◆ What to do
Quote the records that follow in full, leaving the pictures out.

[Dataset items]
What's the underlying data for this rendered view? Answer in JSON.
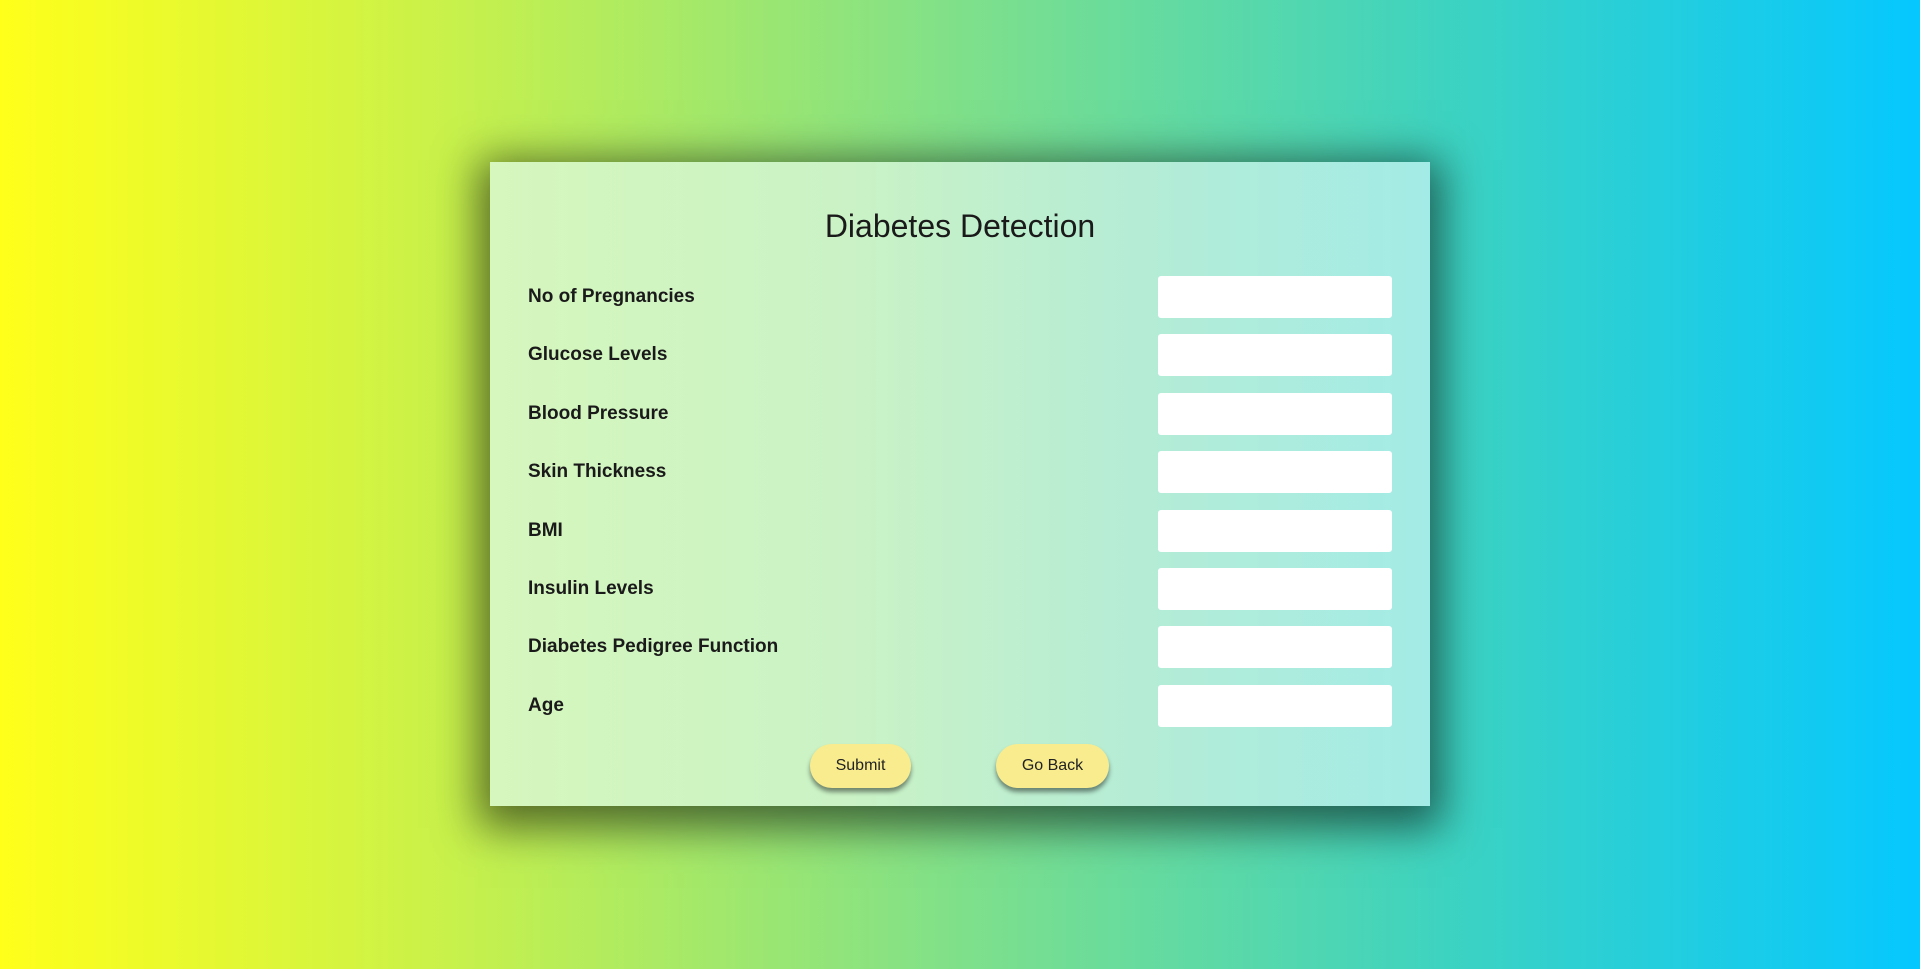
{
  "form": {
    "title": "Diabetes Detection",
    "fields": [
      {
        "label": "No of Pregnancies",
        "value": "",
        "placeholder": ""
      },
      {
        "label": "Glucose Levels",
        "value": "",
        "placeholder": ""
      },
      {
        "label": "Blood Pressure",
        "value": "",
        "placeholder": ""
      },
      {
        "label": "Skin Thickness",
        "value": "",
        "placeholder": ""
      },
      {
        "label": "BMI",
        "value": "",
        "placeholder": ""
      },
      {
        "label": "Insulin Levels",
        "value": "",
        "placeholder": ""
      },
      {
        "label": "Diabetes Pedigree Function",
        "value": "",
        "placeholder": ""
      },
      {
        "label": "Age",
        "value": "",
        "placeholder": ""
      }
    ],
    "submit_label": "Submit",
    "back_label": "Go Back"
  },
  "colors": {
    "background_left": "#ffff1a",
    "background_right": "#05c8ff",
    "button": "#f8ec8f",
    "input": "#ffffff",
    "text": "#1a1a1a"
  }
}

◆ Answer to the task
What's the underlying data for this rendered view? Answer in JSON.
{
  "form": {
    "title": "Diabetes Detection",
    "fields": [
      {
        "label": "No of Pregnancies",
        "value": "",
        "placeholder": ""
      },
      {
        "label": "Glucose Levels",
        "value": "",
        "placeholder": ""
      },
      {
        "label": "Blood Pressure",
        "value": "",
        "placeholder": ""
      },
      {
        "label": "Skin Thickness",
        "value": "",
        "placeholder": ""
      },
      {
        "label": "BMI",
        "value": "",
        "placeholder": ""
      },
      {
        "label": "Insulin Levels",
        "value": "",
        "placeholder": ""
      },
      {
        "label": "Diabetes Pedigree Function",
        "value": "",
        "placeholder": ""
      },
      {
        "label": "Age",
        "value": "",
        "placeholder": ""
      }
    ],
    "submit_label": "Submit",
    "back_label": "Go Back"
  },
  "colors": {
    "background_left": "#ffff1a",
    "background_right": "#05c8ff",
    "button": "#f8ec8f",
    "input": "#ffffff",
    "text": "#1a1a1a"
  }
}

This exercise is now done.